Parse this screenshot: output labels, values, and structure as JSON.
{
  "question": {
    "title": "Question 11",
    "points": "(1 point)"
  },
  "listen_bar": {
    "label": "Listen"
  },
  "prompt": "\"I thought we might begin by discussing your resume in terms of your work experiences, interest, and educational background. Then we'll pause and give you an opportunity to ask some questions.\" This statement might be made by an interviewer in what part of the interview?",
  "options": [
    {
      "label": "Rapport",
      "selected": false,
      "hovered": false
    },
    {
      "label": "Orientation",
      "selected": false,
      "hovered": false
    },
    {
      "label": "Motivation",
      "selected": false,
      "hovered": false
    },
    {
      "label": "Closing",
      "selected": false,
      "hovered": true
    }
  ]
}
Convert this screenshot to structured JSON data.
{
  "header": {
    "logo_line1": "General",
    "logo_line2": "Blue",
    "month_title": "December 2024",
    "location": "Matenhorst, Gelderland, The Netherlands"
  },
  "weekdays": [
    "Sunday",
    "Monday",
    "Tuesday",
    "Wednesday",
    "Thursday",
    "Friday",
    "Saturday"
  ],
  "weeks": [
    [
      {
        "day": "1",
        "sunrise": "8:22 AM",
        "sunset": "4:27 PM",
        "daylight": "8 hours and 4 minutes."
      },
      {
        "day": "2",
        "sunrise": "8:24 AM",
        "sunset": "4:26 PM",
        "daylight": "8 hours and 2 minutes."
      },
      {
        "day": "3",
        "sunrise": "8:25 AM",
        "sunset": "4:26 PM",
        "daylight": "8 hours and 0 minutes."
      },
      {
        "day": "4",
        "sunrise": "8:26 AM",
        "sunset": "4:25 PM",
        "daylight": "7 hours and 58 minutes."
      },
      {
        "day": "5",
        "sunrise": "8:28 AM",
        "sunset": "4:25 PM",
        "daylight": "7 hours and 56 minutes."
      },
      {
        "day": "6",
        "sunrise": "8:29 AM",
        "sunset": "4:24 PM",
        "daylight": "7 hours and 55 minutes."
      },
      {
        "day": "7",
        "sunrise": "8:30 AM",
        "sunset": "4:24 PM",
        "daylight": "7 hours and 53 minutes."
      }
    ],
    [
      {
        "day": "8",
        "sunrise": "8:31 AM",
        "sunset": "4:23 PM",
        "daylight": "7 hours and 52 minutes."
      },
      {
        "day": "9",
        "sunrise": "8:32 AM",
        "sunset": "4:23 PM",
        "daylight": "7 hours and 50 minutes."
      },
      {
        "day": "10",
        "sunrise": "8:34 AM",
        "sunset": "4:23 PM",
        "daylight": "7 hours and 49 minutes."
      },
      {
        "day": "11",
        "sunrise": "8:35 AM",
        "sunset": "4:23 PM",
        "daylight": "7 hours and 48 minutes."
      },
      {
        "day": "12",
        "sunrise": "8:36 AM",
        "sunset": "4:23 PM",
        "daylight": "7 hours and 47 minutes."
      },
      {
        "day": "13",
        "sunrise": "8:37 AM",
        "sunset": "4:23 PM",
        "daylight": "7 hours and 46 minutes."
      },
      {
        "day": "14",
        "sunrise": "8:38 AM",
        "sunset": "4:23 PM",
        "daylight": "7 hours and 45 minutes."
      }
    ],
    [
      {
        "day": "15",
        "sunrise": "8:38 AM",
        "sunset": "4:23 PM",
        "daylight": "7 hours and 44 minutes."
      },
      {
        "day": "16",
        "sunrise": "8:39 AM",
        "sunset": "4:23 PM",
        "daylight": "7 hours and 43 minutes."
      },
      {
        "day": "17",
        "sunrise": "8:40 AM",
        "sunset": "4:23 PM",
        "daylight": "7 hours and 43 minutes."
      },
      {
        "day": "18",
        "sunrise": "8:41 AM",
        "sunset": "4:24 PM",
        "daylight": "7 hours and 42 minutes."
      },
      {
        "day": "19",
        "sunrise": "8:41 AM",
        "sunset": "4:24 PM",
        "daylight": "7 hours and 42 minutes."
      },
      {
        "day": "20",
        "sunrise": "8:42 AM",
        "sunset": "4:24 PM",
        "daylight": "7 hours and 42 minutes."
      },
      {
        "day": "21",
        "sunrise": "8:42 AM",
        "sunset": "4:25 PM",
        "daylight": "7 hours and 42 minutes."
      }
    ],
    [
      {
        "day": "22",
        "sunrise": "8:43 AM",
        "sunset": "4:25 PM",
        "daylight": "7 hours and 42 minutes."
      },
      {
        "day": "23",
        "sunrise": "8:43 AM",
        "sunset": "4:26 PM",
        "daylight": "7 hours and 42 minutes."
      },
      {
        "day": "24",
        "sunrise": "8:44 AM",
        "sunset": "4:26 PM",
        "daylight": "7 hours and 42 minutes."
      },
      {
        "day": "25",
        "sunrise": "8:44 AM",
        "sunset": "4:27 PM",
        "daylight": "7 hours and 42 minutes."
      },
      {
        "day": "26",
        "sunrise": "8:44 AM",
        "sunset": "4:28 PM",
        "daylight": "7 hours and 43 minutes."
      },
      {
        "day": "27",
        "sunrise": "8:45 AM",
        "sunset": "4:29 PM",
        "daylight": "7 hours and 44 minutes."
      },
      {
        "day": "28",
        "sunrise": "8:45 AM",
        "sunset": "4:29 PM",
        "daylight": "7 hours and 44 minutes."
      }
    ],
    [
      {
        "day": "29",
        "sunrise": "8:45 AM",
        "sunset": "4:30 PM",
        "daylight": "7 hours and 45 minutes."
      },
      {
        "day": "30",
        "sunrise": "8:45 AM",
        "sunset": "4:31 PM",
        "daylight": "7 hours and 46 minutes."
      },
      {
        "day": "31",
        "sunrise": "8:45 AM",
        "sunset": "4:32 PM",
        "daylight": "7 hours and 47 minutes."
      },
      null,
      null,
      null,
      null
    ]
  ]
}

::::::

=== What is being asked ===
Transcribe the material above word for word.

=== Task output ===
Parse this screenshot: output labels, values, and structure as JSON.
{
  "question": {
    "title": "Question 11",
    "points": "(1 point)"
  },
  "listen_bar": {
    "label": "Listen"
  },
  "prompt": "\"I thought we might begin by discussing your resume in terms of your work experiences, interest, and educational background. Then we'll pause and give you an opportunity to ask some questions.\" This statement might be made by an interviewer in what part of the interview?",
  "options": [
    {
      "label": "Rapport",
      "selected": false,
      "hovered": false
    },
    {
      "label": "Orientation",
      "selected": false,
      "hovered": false
    },
    {
      "label": "Motivation",
      "selected": false,
      "hovered": false
    },
    {
      "label": "Closing",
      "selected": false,
      "hovered": true
    }
  ]
}
Convert this screenshot to structured JSON data.
{
  "header": {
    "logo_line1": "General",
    "logo_line2": "Blue",
    "month_title": "December 2024",
    "location": "Matenhorst, Gelderland, The Netherlands"
  },
  "weekdays": [
    "Sunday",
    "Monday",
    "Tuesday",
    "Wednesday",
    "Thursday",
    "Friday",
    "Saturday"
  ],
  "weeks": [
    [
      {
        "day": "1",
        "sunrise": "8:22 AM",
        "sunset": "4:27 PM",
        "daylight": "8 hours and 4 minutes."
      },
      {
        "day": "2",
        "sunrise": "8:24 AM",
        "sunset": "4:26 PM",
        "daylight": "8 hours and 2 minutes."
      },
      {
        "day": "3",
        "sunrise": "8:25 AM",
        "sunset": "4:26 PM",
        "daylight": "8 hours and 0 minutes."
      },
      {
        "day": "4",
        "sunrise": "8:26 AM",
        "sunset": "4:25 PM",
        "daylight": "7 hours and 58 minutes."
      },
      {
        "day": "5",
        "sunrise": "8:28 AM",
        "sunset": "4:25 PM",
        "daylight": "7 hours and 56 minutes."
      },
      {
        "day": "6",
        "sunrise": "8:29 AM",
        "sunset": "4:24 PM",
        "daylight": "7 hours and 55 minutes."
      },
      {
        "day": "7",
        "sunrise": "8:30 AM",
        "sunset": "4:24 PM",
        "daylight": "7 hours and 53 minutes."
      }
    ],
    [
      {
        "day": "8",
        "sunrise": "8:31 AM",
        "sunset": "4:23 PM",
        "daylight": "7 hours and 52 minutes."
      },
      {
        "day": "9",
        "sunrise": "8:32 AM",
        "sunset": "4:23 PM",
        "daylight": "7 hours and 50 minutes."
      },
      {
        "day": "10",
        "sunrise": "8:34 AM",
        "sunset": "4:23 PM",
        "daylight": "7 hours and 49 minutes."
      },
      {
        "day": "11",
        "sunrise": "8:35 AM",
        "sunset": "4:23 PM",
        "daylight": "7 hours and 48 minutes."
      },
      {
        "day": "12",
        "sunrise": "8:36 AM",
        "sunset": "4:23 PM",
        "daylight": "7 hours and 47 minutes."
      },
      {
        "day": "13",
        "sunrise": "8:37 AM",
        "sunset": "4:23 PM",
        "daylight": "7 hours and 46 minutes."
      },
      {
        "day": "14",
        "sunrise": "8:38 AM",
        "sunset": "4:23 PM",
        "daylight": "7 hours and 45 minutes."
      }
    ],
    [
      {
        "day": "15",
        "sunrise": "8:38 AM",
        "sunset": "4:23 PM",
        "daylight": "7 hours and 44 minutes."
      },
      {
        "day": "16",
        "sunrise": "8:39 AM",
        "sunset": "4:23 PM",
        "daylight": "7 hours and 43 minutes."
      },
      {
        "day": "17",
        "sunrise": "8:40 AM",
        "sunset": "4:23 PM",
        "daylight": "7 hours and 43 minutes."
      },
      {
        "day": "18",
        "sunrise": "8:41 AM",
        "sunset": "4:24 PM",
        "daylight": "7 hours and 42 minutes."
      },
      {
        "day": "19",
        "sunrise": "8:41 AM",
        "sunset": "4:24 PM",
        "daylight": "7 hours and 42 minutes."
      },
      {
        "day": "20",
        "sunrise": "8:42 AM",
        "sunset": "4:24 PM",
        "daylight": "7 hours and 42 minutes."
      },
      {
        "day": "21",
        "sunrise": "8:42 AM",
        "sunset": "4:25 PM",
        "daylight": "7 hours and 42 minutes."
      }
    ],
    [
      {
        "day": "22",
        "sunrise": "8:43 AM",
        "sunset": "4:25 PM",
        "daylight": "7 hours and 42 minutes."
      },
      {
        "day": "23",
        "sunrise": "8:43 AM",
        "sunset": "4:26 PM",
        "daylight": "7 hours and 42 minutes."
      },
      {
        "day": "24",
        "sunrise": "8:44 AM",
        "sunset": "4:26 PM",
        "daylight": "7 hours and 42 minutes."
      },
      {
        "day": "25",
        "sunrise": "8:44 AM",
        "sunset": "4:27 PM",
        "daylight": "7 hours and 42 minutes."
      },
      {
        "day": "26",
        "sunrise": "8:44 AM",
        "sunset": "4:28 PM",
        "daylight": "7 hours and 43 minutes."
      },
      {
        "day": "27",
        "sunrise": "8:45 AM",
        "sunset": "4:29 PM",
        "daylight": "7 hours and 44 minutes."
      },
      {
        "day": "28",
        "sunrise": "8:45 AM",
        "sunset": "4:29 PM",
        "daylight": "7 hours and 44 minutes."
      }
    ],
    [
      {
        "day": "29",
        "sunrise": "8:45 AM",
        "sunset": "4:30 PM",
        "daylight": "7 hours and 45 minutes."
      },
      {
        "day": "30",
        "sunrise": "8:45 AM",
        "sunset": "4:31 PM",
        "daylight": "7 hours and 46 minutes."
      },
      {
        "day": "31",
        "sunrise": "8:45 AM",
        "sunset": "4:32 PM",
        "daylight": "7 hours and 47 minutes."
      },
      null,
      null,
      null,
      null
    ]
  ]
}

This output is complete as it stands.